#### Work instructions
Could you write out the records below exactly as they appear, leaving out any pictures?
* begin Excerpted records *
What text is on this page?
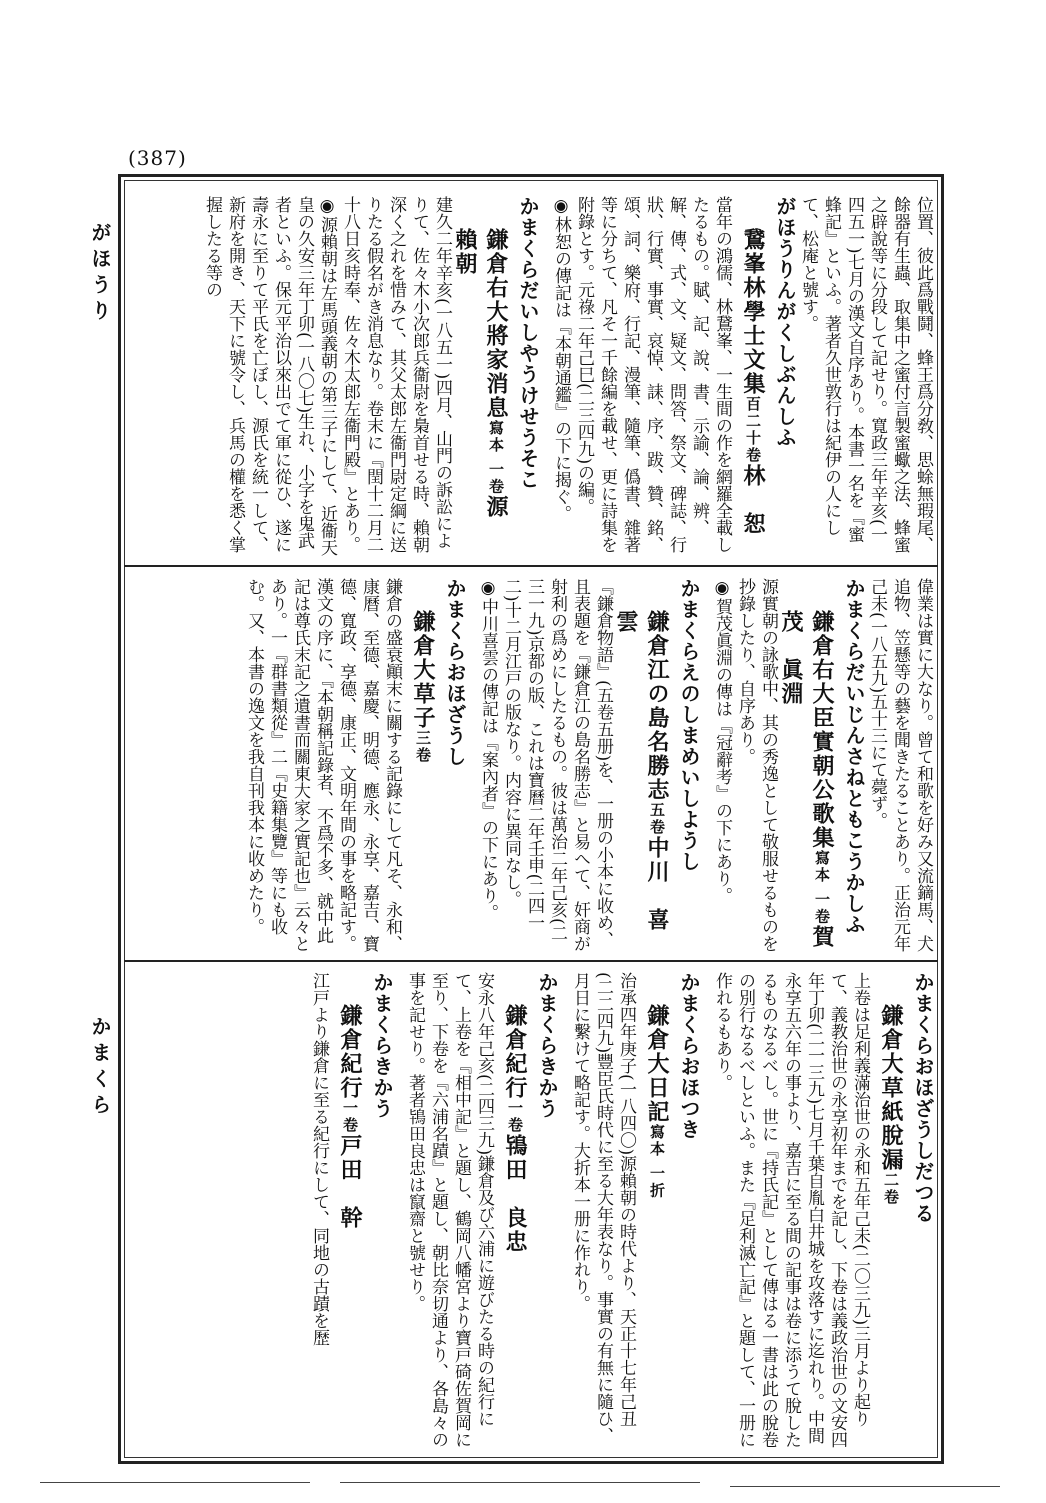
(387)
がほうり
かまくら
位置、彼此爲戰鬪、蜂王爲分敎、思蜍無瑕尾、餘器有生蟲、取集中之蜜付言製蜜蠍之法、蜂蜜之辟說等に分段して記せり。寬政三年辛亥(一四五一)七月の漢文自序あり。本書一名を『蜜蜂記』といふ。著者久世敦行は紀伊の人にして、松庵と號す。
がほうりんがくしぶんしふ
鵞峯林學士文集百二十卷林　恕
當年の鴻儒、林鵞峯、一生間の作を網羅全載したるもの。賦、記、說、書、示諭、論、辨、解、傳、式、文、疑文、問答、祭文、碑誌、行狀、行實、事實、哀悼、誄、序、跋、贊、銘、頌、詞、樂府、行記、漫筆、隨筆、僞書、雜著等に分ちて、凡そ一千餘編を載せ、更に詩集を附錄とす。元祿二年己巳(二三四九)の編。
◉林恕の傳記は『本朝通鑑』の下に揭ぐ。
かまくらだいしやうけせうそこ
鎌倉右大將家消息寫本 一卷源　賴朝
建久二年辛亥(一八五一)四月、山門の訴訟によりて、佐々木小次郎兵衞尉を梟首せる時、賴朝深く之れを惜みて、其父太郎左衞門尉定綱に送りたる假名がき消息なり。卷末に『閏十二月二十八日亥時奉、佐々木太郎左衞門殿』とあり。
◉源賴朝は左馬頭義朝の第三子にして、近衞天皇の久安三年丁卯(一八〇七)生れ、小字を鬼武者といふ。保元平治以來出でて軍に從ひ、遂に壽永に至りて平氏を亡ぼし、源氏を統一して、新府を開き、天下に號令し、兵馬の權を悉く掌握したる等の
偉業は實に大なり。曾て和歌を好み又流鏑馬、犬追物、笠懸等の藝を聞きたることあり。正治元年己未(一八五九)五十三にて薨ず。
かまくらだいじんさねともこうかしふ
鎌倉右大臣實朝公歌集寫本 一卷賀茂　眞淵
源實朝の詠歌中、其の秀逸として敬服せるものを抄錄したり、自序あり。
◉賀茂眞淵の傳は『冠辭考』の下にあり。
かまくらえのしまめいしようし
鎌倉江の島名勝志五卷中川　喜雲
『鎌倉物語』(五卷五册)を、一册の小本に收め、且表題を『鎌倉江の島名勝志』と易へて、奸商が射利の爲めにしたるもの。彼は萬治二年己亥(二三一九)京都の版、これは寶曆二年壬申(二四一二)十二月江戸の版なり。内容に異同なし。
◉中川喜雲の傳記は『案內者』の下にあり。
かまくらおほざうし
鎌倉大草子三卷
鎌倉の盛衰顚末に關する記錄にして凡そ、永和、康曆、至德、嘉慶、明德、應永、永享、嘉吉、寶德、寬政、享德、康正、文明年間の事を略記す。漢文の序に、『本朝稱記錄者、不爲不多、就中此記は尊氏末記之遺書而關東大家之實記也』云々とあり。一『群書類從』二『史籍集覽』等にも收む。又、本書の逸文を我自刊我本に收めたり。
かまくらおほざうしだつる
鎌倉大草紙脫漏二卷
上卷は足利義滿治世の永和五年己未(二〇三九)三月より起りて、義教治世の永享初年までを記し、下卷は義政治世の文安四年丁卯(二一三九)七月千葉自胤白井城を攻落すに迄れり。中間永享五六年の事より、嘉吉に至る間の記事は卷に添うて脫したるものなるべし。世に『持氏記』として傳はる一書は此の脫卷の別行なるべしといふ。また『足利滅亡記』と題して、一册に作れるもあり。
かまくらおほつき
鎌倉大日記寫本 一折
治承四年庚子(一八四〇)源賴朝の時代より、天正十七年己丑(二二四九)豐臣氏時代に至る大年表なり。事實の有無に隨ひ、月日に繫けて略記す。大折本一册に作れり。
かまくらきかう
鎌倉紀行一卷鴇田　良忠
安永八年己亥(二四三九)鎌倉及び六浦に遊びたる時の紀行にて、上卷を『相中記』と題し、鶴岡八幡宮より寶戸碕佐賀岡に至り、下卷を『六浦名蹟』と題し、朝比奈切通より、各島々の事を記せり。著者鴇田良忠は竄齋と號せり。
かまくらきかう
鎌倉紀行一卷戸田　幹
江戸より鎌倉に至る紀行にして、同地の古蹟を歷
* end Excerpted records *
#### Final answer
What text is on this page?
(387)
がほうり
かまくら
位置、彼此爲戰鬪、蜂王爲分敎、思蜍無瑕尾、餘器有生蟲、取集中之蜜付言製蜜蠍之法、蜂蜜之辟說等に分段して記せり。寬政三年辛亥(一四五一)七月の漢文自序あり。本書一名を『蜜蜂記』といふ。著者久世敦行は紀伊の人にして、松庵と號す。
がほうりんがくしぶんしふ
鵞峯林學士文集百二十卷林　恕
當年の鴻儒、林鵞峯、一生間の作を網羅全載したるもの。賦、記、說、書、示諭、論、辨、解、傳、式、文、疑文、問答、祭文、碑誌、行狀、行實、事實、哀悼、誄、序、跋、贊、銘、頌、詞、樂府、行記、漫筆、隨筆、僞書、雜著等に分ちて、凡そ一千餘編を載せ、更に詩集を附錄とす。元祿二年己巳(二三四九)の編。
◉林恕の傳記は『本朝通鑑』の下に揭ぐ。
かまくらだいしやうけせうそこ
鎌倉右大將家消息寫本 一卷源　賴朝
建久二年辛亥(一八五一)四月、山門の訴訟によりて、佐々木小次郎兵衞尉を梟首せる時、賴朝深く之れを惜みて、其父太郎左衞門尉定綱に送りたる假名がき消息なり。卷末に『閏十二月二十八日亥時奉、佐々木太郎左衞門殿』とあり。
◉源賴朝は左馬頭義朝の第三子にして、近衞天皇の久安三年丁卯(一八〇七)生れ、小字を鬼武者といふ。保元平治以來出でて軍に從ひ、遂に壽永に至りて平氏を亡ぼし、源氏を統一して、新府を開き、天下に號令し、兵馬の權を悉く掌握したる等の
偉業は實に大なり。曾て和歌を好み又流鏑馬、犬追物、笠懸等の藝を聞きたることあり。正治元年己未(一八五九)五十三にて薨ず。
かまくらだいじんさねともこうかしふ
鎌倉右大臣實朝公歌集寫本 一卷賀茂　眞淵
源實朝の詠歌中、其の秀逸として敬服せるものを抄錄したり、自序あり。
◉賀茂眞淵の傳は『冠辭考』の下にあり。
かまくらえのしまめいしようし
鎌倉江の島名勝志五卷中川　喜雲
『鎌倉物語』(五卷五册)を、一册の小本に收め、且表題を『鎌倉江の島名勝志』と易へて、奸商が射利の爲めにしたるもの。彼は萬治二年己亥(二三一九)京都の版、これは寶曆二年壬申(二四一二)十二月江戸の版なり。内容に異同なし。
◉中川喜雲の傳記は『案內者』の下にあり。
かまくらおほざうし
鎌倉大草子三卷
鎌倉の盛衰顚末に關する記錄にして凡そ、永和、康曆、至德、嘉慶、明德、應永、永享、嘉吉、寶德、寬政、享德、康正、文明年間の事を略記す。漢文の序に、『本朝稱記錄者、不爲不多、就中此記は尊氏末記之遺書而關東大家之實記也』云々とあり。一『群書類從』二『史籍集覽』等にも收む。又、本書の逸文を我自刊我本に收めたり。
かまくらおほざうしだつる
鎌倉大草紙脫漏二卷
上卷は足利義滿治世の永和五年己未(二〇三九)三月より起りて、義教治世の永享初年までを記し、下卷は義政治世の文安四年丁卯(二一三九)七月千葉自胤白井城を攻落すに迄れり。中間永享五六年の事より、嘉吉に至る間の記事は卷に添うて脫したるものなるべし。世に『持氏記』として傳はる一書は此の脫卷の別行なるべしといふ。また『足利滅亡記』と題して、一册に作れるもあり。
かまくらおほつき
鎌倉大日記寫本 一折
治承四年庚子(一八四〇)源賴朝の時代より、天正十七年己丑(二二四九)豐臣氏時代に至る大年表なり。事實の有無に隨ひ、月日に繫けて略記す。大折本一册に作れり。
かまくらきかう
鎌倉紀行一卷鴇田　良忠
安永八年己亥(二四三九)鎌倉及び六浦に遊びたる時の紀行にて、上卷を『相中記』と題し、鶴岡八幡宮より寶戸碕佐賀岡に至り、下卷を『六浦名蹟』と題し、朝比奈切通より、各島々の事を記せり。著者鴇田良忠は竄齋と號せり。
かまくらきかう
鎌倉紀行一卷戸田　幹
江戸より鎌倉に至る紀行にして、同地の古蹟を歷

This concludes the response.